--- START Data ---
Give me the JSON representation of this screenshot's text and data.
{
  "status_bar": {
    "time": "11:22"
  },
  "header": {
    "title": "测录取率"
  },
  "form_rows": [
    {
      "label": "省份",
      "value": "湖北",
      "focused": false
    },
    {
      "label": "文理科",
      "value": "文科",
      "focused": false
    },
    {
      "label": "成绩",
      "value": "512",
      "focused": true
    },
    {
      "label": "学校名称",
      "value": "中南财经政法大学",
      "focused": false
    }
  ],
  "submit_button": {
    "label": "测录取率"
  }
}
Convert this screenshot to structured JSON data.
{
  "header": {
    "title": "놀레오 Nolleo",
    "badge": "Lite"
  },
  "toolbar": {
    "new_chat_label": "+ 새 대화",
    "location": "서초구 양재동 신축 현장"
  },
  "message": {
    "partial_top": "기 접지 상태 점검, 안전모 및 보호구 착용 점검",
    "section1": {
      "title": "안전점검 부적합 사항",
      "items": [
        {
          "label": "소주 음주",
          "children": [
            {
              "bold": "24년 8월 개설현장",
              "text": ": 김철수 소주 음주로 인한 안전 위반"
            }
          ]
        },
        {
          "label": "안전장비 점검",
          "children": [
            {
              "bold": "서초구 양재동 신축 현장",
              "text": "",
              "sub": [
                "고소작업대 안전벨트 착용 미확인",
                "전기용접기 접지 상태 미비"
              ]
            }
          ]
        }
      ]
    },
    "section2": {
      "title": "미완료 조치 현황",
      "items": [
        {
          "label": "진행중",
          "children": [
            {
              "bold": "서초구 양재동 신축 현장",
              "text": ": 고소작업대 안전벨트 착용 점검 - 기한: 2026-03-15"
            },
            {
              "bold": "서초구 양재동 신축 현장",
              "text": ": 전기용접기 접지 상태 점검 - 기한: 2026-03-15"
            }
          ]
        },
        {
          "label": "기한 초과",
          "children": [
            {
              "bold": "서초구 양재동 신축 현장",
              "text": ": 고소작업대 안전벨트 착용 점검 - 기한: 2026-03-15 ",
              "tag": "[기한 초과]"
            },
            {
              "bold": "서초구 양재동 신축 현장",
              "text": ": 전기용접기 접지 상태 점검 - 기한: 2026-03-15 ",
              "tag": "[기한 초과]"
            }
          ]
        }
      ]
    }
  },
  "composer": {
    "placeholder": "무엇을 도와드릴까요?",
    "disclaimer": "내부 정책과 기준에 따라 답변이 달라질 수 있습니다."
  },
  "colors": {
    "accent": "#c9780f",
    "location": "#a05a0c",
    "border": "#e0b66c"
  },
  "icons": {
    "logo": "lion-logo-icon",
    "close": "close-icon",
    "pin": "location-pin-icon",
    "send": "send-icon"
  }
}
--- END Data ---
### What to do:
Nothing may be left out: return each entry exactly as it reads.

### Worked answer:
Give me the JSON representation of this screenshot's text and data.
{
  "status_bar": {
    "time": "11:22"
  },
  "header": {
    "title": "测录取率"
  },
  "form_rows": [
    {
      "label": "省份",
      "value": "湖北",
      "focused": false
    },
    {
      "label": "文理科",
      "value": "文科",
      "focused": false
    },
    {
      "label": "成绩",
      "value": "512",
      "focused": true
    },
    {
      "label": "学校名称",
      "value": "中南财经政法大学",
      "focused": false
    }
  ],
  "submit_button": {
    "label": "测录取率"
  }
}
Convert this screenshot to structured JSON data.
{
  "header": {
    "title": "놀레오 Nolleo",
    "badge": "Lite"
  },
  "toolbar": {
    "new_chat_label": "+ 새 대화",
    "location": "서초구 양재동 신축 현장"
  },
  "message": {
    "partial_top": "기 접지 상태 점검, 안전모 및 보호구 착용 점검",
    "section1": {
      "title": "안전점검 부적합 사항",
      "items": [
        {
          "label": "소주 음주",
          "children": [
            {
              "bold": "24년 8월 개설현장",
              "text": ": 김철수 소주 음주로 인한 안전 위반"
            }
          ]
        },
        {
          "label": "안전장비 점검",
          "children": [
            {
              "bold": "서초구 양재동 신축 현장",
              "text": "",
              "sub": [
                "고소작업대 안전벨트 착용 미확인",
                "전기용접기 접지 상태 미비"
              ]
            }
          ]
        }
      ]
    },
    "section2": {
      "title": "미완료 조치 현황",
      "items": [
        {
          "label": "진행중",
          "children": [
            {
              "bold": "서초구 양재동 신축 현장",
              "text": ": 고소작업대 안전벨트 착용 점검 - 기한: 2026-03-15"
            },
            {
              "bold": "서초구 양재동 신축 현장",
              "text": ": 전기용접기 접지 상태 점검 - 기한: 2026-03-15"
            }
          ]
        },
        {
          "label": "기한 초과",
          "children": [
            {
              "bold": "서초구 양재동 신축 현장",
              "text": ": 고소작업대 안전벨트 착용 점검 - 기한: 2026-03-15 ",
              "tag": "[기한 초과]"
            },
            {
              "bold": "서초구 양재동 신축 현장",
              "text": ": 전기용접기 접지 상태 점검 - 기한: 2026-03-15 ",
              "tag": "[기한 초과]"
            }
          ]
        }
      ]
    }
  },
  "composer": {
    "placeholder": "무엇을 도와드릴까요?",
    "disclaimer": "내부 정책과 기준에 따라 답변이 달라질 수 있습니다."
  },
  "colors": {
    "accent": "#c9780f",
    "location": "#a05a0c",
    "border": "#e0b66c"
  },
  "icons": {
    "logo": "lion-logo-icon",
    "close": "close-icon",
    "pin": "location-pin-icon",
    "send": "send-icon"
  }
}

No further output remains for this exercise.